Take each line containing "Studies" and report it exactly as written.

>>>>

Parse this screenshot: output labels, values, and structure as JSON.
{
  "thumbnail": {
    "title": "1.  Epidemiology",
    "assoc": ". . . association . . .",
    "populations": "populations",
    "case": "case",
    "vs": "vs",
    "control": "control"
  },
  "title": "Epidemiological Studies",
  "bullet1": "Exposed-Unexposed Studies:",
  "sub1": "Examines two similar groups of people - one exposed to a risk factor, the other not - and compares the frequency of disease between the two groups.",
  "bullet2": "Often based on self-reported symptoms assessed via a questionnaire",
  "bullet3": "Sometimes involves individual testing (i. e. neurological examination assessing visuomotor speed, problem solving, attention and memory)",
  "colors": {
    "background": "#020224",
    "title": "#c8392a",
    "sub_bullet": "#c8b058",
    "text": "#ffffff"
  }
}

<<<<

▶ Complete output:
  "title": "Epidemiological Studies",
  "bullet1": "Exposed-Unexposed Studies:",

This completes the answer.